** start of INPUT MATERIAL **
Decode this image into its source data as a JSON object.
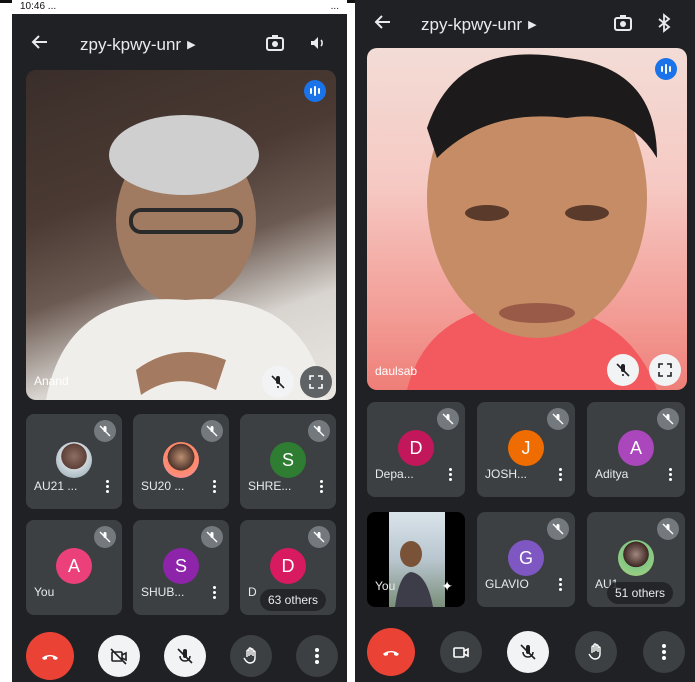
{
  "left": {
    "status": {
      "left": "10:46 ... ",
      "right": "... "
    },
    "header": {
      "title": "zpy-kpwy-unr"
    },
    "main_video": {
      "name": "Anand"
    },
    "tiles": [
      {
        "name": "AU21 ...",
        "avatar_type": "photo"
      },
      {
        "name": "SU20 ...",
        "avatar_type": "photo"
      },
      {
        "name": "SHRE...",
        "initial": "S",
        "color": "#2e7d32"
      },
      {
        "name": "You",
        "initial": "A",
        "color": "#ec407a"
      },
      {
        "name": "SHUB...",
        "initial": "S",
        "color": "#8e24aa"
      },
      {
        "name": "D",
        "initial": "D",
        "color": "#d81b60"
      }
    ],
    "others_label": "63 others"
  },
  "right": {
    "header": {
      "title": "zpy-kpwy-unr"
    },
    "main_video": {
      "name": "daulsab"
    },
    "tiles": [
      {
        "name": "Depa...",
        "initial": "D",
        "color": "#c2185b"
      },
      {
        "name": "JOSH...",
        "initial": "J",
        "color": "#ef6c00"
      },
      {
        "name": "Aditya",
        "initial": "A",
        "color": "#ab47bc"
      },
      {
        "name": "You",
        "avatar_type": "self-video"
      },
      {
        "name": "GLAVIO",
        "initial": "G",
        "color": "#7e57c2"
      },
      {
        "name": "AU1",
        "avatar_type": "photo"
      }
    ],
    "others_label": "51 others"
  },
  "icons": {
    "back": "arrow-left-icon",
    "switch_camera": "switch-camera-icon",
    "speaker": "speaker-icon",
    "bluetooth": "bluetooth-icon",
    "mic_off": "mic-off-icon",
    "fullscreen": "fullscreen-icon",
    "end_call": "phone-hangup-icon",
    "camera": "camera-icon",
    "raise_hand": "hand-icon",
    "more": "more-vert-icon"
  }
}
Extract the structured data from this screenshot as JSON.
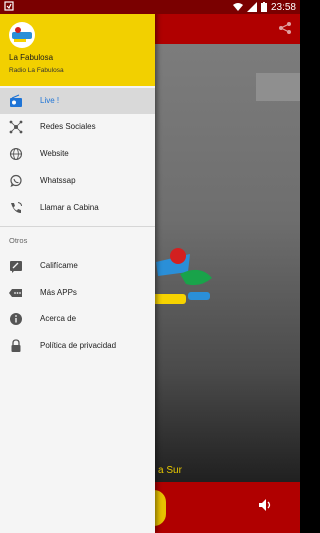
{
  "status_bar": {
    "time": "23:58",
    "icons": [
      "notification-icon",
      "wifi-icon",
      "signal-icon",
      "battery-icon"
    ]
  },
  "drawer": {
    "header": {
      "title": "La Fabulosa",
      "subtitle": "Radio La Fabulosa",
      "background": "#f2d000"
    },
    "items": [
      {
        "label": "Live !",
        "icon": "radio-icon",
        "active": true
      },
      {
        "label": "Redes Sociales",
        "icon": "network-icon",
        "active": false
      },
      {
        "label": "Website",
        "icon": "globe-icon",
        "active": false
      },
      {
        "label": "Whatssap",
        "icon": "whatsapp-icon",
        "active": false
      },
      {
        "label": "Llamar a Cabina",
        "icon": "phone-icon",
        "active": false
      }
    ],
    "section_label": "Otros",
    "other_items": [
      {
        "label": "Califícame",
        "icon": "rate-icon"
      },
      {
        "label": "Más APPs",
        "icon": "more-apps-icon"
      },
      {
        "label": "Acerca de",
        "icon": "info-icon"
      },
      {
        "label": "Política de privacidad",
        "icon": "lock-icon"
      }
    ],
    "active_color": "#1e74d6"
  },
  "background_app": {
    "caption": "a Sur",
    "accent": "#b00000"
  }
}
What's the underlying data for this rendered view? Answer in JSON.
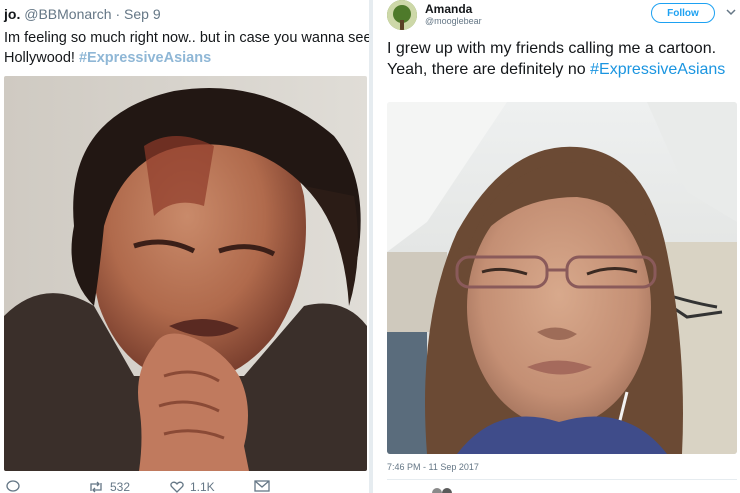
{
  "left_tweet": {
    "display_name": "jo.",
    "handle": "@BBMonarch",
    "separator": "·",
    "date": "Sep 9",
    "text_line1": "Im feeling so much right now.. but in case you wanna see",
    "text_line2_prefix": "Hollywood! ",
    "hashtag": "#ExpressiveAsians",
    "actions": {
      "reply_icon": "reply-icon",
      "retweet_icon": "retweet-icon",
      "retweet_count": "532",
      "like_icon": "heart-icon",
      "like_count": "1.1K",
      "dm_icon": "envelope-icon"
    }
  },
  "right_tweet": {
    "display_name": "Amanda",
    "handle": "@mooglebear",
    "follow_label": "Follow",
    "text": "I grew up with my friends calling me a cartoon. Yeah, there are definitely no",
    "hashtag": "#ExpressiveAsians",
    "timestamp": "7:46 PM - 11 Sep 2017"
  },
  "colors": {
    "link": "#1b95e0",
    "follow": "#1da1f2",
    "secondary_text": "#657786"
  }
}
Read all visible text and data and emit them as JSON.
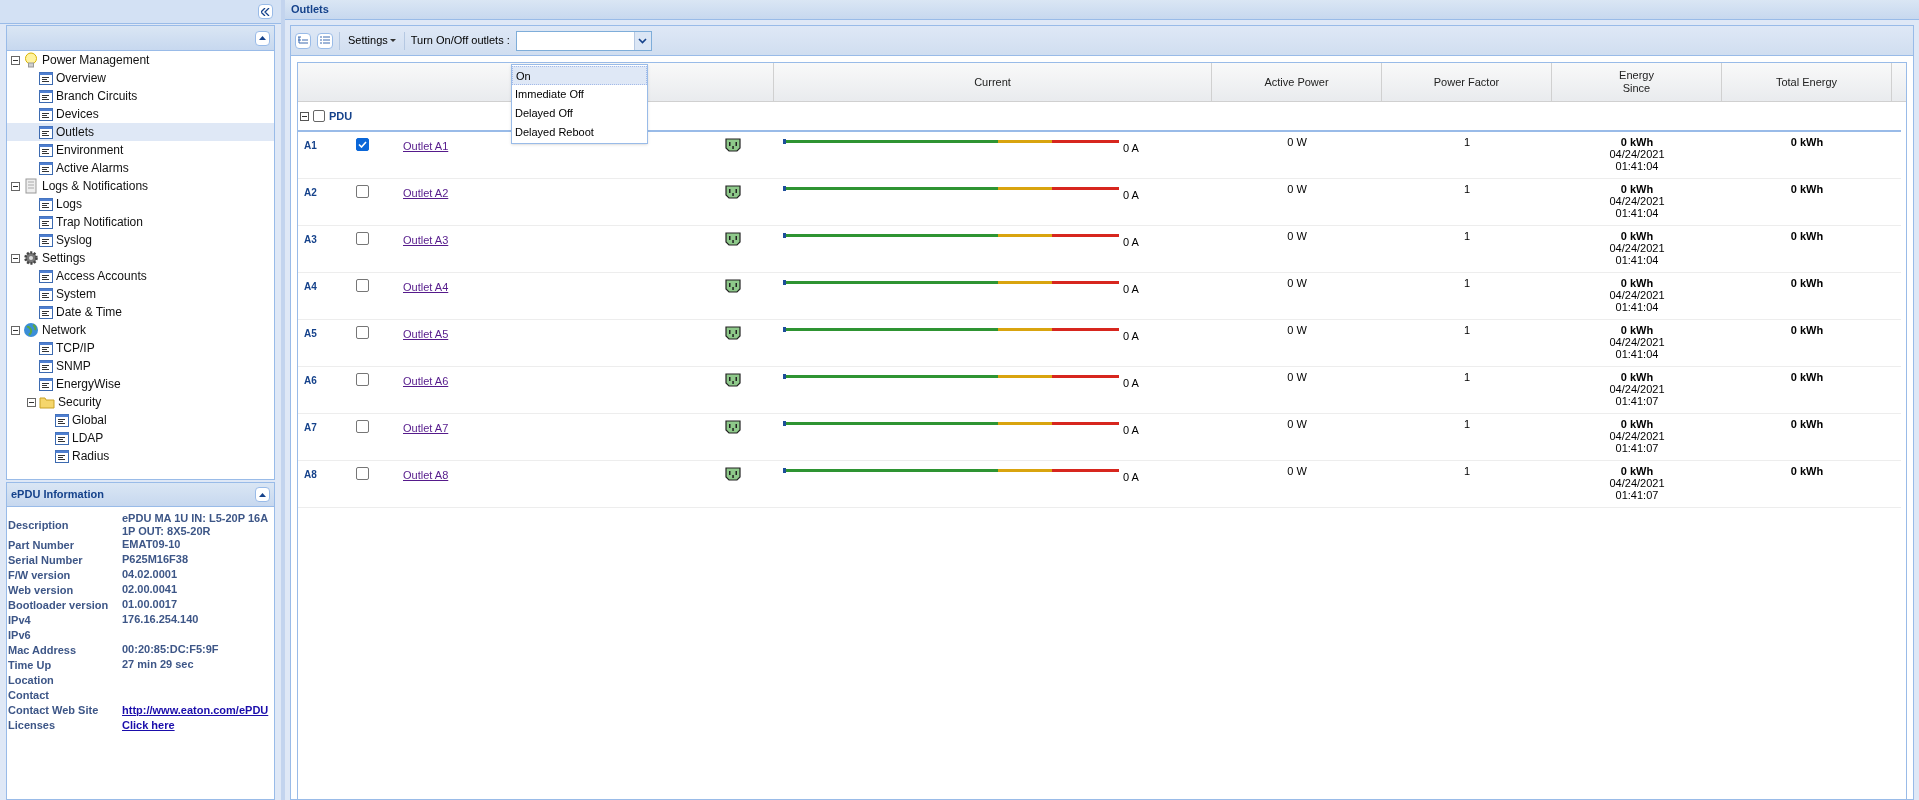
{
  "sidebar": {
    "tree": [
      {
        "label": "Power Management",
        "kind": "bulb",
        "expanded": true,
        "children": [
          {
            "label": "Overview",
            "selected": false
          },
          {
            "label": "Branch Circuits",
            "selected": false
          },
          {
            "label": "Devices",
            "selected": false
          },
          {
            "label": "Outlets",
            "selected": true
          },
          {
            "label": "Environment",
            "selected": false
          },
          {
            "label": "Active Alarms",
            "selected": false
          }
        ]
      },
      {
        "label": "Logs & Notifications",
        "kind": "document",
        "expanded": true,
        "children": [
          {
            "label": "Logs",
            "selected": false
          },
          {
            "label": "Trap Notification",
            "selected": false
          },
          {
            "label": "Syslog",
            "selected": false
          }
        ]
      },
      {
        "label": "Settings",
        "kind": "gear",
        "expanded": true,
        "children": [
          {
            "label": "Access Accounts",
            "selected": false
          },
          {
            "label": "System",
            "selected": false
          },
          {
            "label": "Date & Time",
            "selected": false
          }
        ]
      },
      {
        "label": "Network",
        "kind": "globe",
        "expanded": true,
        "children": [
          {
            "label": "TCP/IP",
            "selected": false
          },
          {
            "label": "SNMP",
            "selected": false
          },
          {
            "label": "EnergyWise",
            "selected": false
          },
          {
            "label": "Security",
            "kind": "folder",
            "expanded": true,
            "selected": false,
            "children": [
              {
                "label": "Global",
                "selected": false
              },
              {
                "label": "LDAP",
                "selected": false
              },
              {
                "label": "Radius",
                "selected": false
              }
            ]
          }
        ]
      }
    ]
  },
  "info_panel": {
    "title": "ePDU Information",
    "rows": [
      {
        "label": "Description",
        "value": "ePDU MA 1U IN: L5-20P 16A 1P OUT: 8X5-20R"
      },
      {
        "label": "Part Number",
        "value": "EMAT09-10"
      },
      {
        "label": "Serial Number",
        "value": "P625M16F38"
      },
      {
        "label": "F/W version",
        "value": "04.02.0001"
      },
      {
        "label": "Web version",
        "value": "02.00.0041"
      },
      {
        "label": "Bootloader version",
        "value": "01.00.0017"
      },
      {
        "label": "IPv4",
        "value": "176.16.254.140"
      },
      {
        "label": "IPv6"
      },
      {
        "label": "Mac Address",
        "value": "00:20:85:DC:F5:9F"
      },
      {
        "label": "Time Up",
        "value": "27 min 29 sec"
      },
      {
        "label": "Location"
      },
      {
        "label": "Contact"
      },
      {
        "label": "Contact Web Site",
        "value": "http://www.eaton.com/ePDU",
        "kind": "link"
      },
      {
        "label": "Licenses",
        "value": "Click here",
        "kind": "link"
      }
    ]
  },
  "main": {
    "title": "Outlets",
    "toolbar": {
      "settings": "Settings",
      "turn_label": "Turn On/Off outlets :",
      "dropdown_options": [
        {
          "label": "On",
          "selected": true
        },
        {
          "label": "Immediate Off",
          "selected": false
        },
        {
          "label": "Delayed Off",
          "selected": false
        },
        {
          "label": "Delayed Reboot",
          "selected": false
        }
      ]
    },
    "columns": [
      "Current",
      "Active Power",
      "Power Factor",
      "Energy\nSince",
      "Total Energy"
    ],
    "group": {
      "label": "PDU",
      "checked": false,
      "expanded": true
    },
    "rows": [
      {
        "id": "A1",
        "checked": true,
        "name": "Outlet A1",
        "level": 0,
        "current": "0 A",
        "active_power": "0 W",
        "power_factor": "1",
        "energy": "0 kWh",
        "since_date": "04/24/2021",
        "since_time": "01:41:04",
        "total": "0 kWh"
      },
      {
        "id": "A2",
        "checked": false,
        "name": "Outlet A2",
        "level": 0,
        "current": "0 A",
        "active_power": "0 W",
        "power_factor": "1",
        "energy": "0 kWh",
        "since_date": "04/24/2021",
        "since_time": "01:41:04",
        "total": "0 kWh"
      },
      {
        "id": "A3",
        "checked": false,
        "name": "Outlet A3",
        "level": 0,
        "current": "0 A",
        "active_power": "0 W",
        "power_factor": "1",
        "energy": "0 kWh",
        "since_date": "04/24/2021",
        "since_time": "01:41:04",
        "total": "0 kWh"
      },
      {
        "id": "A4",
        "checked": false,
        "name": "Outlet A4",
        "level": 0,
        "current": "0 A",
        "active_power": "0 W",
        "power_factor": "1",
        "energy": "0 kWh",
        "since_date": "04/24/2021",
        "since_time": "01:41:04",
        "total": "0 kWh"
      },
      {
        "id": "A5",
        "checked": false,
        "name": "Outlet A5",
        "level": 0,
        "current": "0 A",
        "active_power": "0 W",
        "power_factor": "1",
        "energy": "0 kWh",
        "since_date": "04/24/2021",
        "since_time": "01:41:04",
        "total": "0 kWh"
      },
      {
        "id": "A6",
        "checked": false,
        "name": "Outlet A6",
        "level": 0,
        "current": "0 A",
        "active_power": "0 W",
        "power_factor": "1",
        "energy": "0 kWh",
        "since_date": "04/24/2021",
        "since_time": "01:41:07",
        "total": "0 kWh"
      },
      {
        "id": "A7",
        "checked": false,
        "name": "Outlet A7",
        "level": 0,
        "current": "0 A",
        "active_power": "0 W",
        "power_factor": "1",
        "energy": "0 kWh",
        "since_date": "04/24/2021",
        "since_time": "01:41:07",
        "total": "0 kWh"
      },
      {
        "id": "A8",
        "checked": false,
        "name": "Outlet A8",
        "level": 0,
        "current": "0 A",
        "active_power": "0 W",
        "power_factor": "1",
        "energy": "0 kWh",
        "since_date": "04/24/2021",
        "since_time": "01:41:07",
        "total": "0 kWh"
      }
    ]
  }
}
** end of INPUT MATERIAL **
→ EXERCISE
Find all lines where the word "this" appears. Copy them.

→ FINISHED EXERCISE
Decode this image into its source data as a JSON object.
Extract the structured data from this screenshot as JSON.
What's the underlying data for this rendered view? Answer in JSON.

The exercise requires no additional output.